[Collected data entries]
- - - - - - -

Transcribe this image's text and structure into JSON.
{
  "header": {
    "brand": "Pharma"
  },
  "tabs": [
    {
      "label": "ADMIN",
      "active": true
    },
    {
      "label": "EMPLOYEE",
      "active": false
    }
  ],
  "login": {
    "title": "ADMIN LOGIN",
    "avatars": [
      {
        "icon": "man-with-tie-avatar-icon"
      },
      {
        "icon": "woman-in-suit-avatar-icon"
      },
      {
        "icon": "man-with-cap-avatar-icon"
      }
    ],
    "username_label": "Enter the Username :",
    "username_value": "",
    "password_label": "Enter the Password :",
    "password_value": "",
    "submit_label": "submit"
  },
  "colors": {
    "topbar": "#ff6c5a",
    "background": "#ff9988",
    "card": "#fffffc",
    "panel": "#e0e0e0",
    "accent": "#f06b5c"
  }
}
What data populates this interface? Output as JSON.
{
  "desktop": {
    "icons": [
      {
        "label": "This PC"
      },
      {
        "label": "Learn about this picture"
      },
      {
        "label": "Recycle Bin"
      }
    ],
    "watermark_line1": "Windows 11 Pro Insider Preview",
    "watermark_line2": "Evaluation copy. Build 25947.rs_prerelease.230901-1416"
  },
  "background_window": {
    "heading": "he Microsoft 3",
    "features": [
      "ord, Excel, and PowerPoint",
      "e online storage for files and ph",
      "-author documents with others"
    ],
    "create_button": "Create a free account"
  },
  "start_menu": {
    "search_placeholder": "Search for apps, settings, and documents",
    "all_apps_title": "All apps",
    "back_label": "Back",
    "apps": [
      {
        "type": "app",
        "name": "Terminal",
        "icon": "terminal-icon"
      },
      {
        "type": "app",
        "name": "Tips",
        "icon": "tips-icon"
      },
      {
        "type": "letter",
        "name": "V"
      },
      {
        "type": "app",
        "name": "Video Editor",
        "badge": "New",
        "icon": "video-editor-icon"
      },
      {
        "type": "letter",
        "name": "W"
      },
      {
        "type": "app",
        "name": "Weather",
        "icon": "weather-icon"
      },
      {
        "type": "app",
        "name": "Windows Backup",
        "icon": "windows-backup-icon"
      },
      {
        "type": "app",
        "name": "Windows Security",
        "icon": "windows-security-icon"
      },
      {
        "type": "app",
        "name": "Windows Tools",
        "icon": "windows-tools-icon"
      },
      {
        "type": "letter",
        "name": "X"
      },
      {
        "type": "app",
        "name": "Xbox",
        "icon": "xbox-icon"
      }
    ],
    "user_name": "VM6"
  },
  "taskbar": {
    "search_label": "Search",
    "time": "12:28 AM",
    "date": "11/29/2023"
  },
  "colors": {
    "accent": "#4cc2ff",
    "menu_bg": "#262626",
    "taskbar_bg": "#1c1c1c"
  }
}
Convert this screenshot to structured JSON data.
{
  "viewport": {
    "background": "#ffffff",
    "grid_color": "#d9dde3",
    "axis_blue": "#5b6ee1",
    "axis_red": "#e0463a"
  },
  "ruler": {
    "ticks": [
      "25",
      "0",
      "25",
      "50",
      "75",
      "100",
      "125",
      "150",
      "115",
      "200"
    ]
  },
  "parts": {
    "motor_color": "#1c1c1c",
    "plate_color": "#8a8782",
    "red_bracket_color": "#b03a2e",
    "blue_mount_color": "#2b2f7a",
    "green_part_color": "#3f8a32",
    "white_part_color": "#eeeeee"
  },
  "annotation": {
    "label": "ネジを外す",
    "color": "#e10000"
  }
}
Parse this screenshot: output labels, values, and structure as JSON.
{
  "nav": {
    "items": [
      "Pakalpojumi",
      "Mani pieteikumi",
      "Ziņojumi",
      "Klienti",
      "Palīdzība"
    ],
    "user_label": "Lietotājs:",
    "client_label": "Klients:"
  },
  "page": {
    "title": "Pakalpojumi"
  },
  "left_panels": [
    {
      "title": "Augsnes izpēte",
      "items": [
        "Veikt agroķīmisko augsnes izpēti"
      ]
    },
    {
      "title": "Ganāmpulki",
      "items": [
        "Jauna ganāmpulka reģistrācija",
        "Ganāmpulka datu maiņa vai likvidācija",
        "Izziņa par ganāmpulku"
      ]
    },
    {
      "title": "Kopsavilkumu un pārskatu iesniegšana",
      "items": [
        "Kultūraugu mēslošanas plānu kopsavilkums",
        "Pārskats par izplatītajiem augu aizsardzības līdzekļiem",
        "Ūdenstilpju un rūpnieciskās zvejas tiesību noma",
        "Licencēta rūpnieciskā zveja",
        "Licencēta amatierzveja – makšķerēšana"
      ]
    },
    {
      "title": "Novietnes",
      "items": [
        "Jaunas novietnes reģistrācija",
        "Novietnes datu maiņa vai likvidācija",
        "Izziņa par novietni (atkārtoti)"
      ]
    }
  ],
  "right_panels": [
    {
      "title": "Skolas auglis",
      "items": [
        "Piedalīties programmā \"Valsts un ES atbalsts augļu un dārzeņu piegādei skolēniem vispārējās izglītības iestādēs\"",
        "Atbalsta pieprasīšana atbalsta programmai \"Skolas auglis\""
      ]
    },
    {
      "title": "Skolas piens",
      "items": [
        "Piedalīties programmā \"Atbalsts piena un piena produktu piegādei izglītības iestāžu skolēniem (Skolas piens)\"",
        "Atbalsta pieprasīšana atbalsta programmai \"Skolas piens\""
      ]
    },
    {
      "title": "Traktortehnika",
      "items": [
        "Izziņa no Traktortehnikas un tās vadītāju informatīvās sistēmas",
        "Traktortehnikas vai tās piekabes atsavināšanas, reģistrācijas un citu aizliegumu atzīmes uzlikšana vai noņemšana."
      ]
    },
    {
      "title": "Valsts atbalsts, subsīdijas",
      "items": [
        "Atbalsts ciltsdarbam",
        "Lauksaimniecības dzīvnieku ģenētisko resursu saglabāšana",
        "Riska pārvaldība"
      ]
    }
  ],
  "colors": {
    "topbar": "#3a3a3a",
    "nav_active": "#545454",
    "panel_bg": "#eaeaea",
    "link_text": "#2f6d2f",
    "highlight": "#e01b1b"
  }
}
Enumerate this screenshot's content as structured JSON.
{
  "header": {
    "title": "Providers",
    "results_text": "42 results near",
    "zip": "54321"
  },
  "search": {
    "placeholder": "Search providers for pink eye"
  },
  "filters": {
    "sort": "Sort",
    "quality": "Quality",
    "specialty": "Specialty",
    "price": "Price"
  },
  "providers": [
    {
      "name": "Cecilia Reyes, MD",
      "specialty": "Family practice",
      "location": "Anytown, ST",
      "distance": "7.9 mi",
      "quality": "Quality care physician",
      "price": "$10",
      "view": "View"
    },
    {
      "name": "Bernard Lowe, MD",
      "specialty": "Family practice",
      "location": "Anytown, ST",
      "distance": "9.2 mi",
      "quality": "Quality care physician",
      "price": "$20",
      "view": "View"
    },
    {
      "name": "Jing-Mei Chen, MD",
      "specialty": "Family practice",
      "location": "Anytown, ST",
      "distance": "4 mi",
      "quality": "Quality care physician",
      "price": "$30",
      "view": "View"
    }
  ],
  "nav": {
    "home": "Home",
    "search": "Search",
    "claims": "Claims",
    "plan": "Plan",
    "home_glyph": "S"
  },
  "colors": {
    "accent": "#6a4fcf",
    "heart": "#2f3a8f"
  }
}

- - - - - - -

[Request] Identify all lines in the records above with the word "Skolas".

[Written response]
      "title": "Skolas auglis",
        "Atbalsta pieprasīšana atbalsta programmai \"Skolas auglis\""
      "title": "Skolas piens",
        "Piedalīties programmā \"Atbalsts piena un piena produktu piegādei izglītības iestāžu skolēniem (Skolas piens)\"",
        "Atbalsta pieprasīšana atbalsta programmai \"Skolas piens\""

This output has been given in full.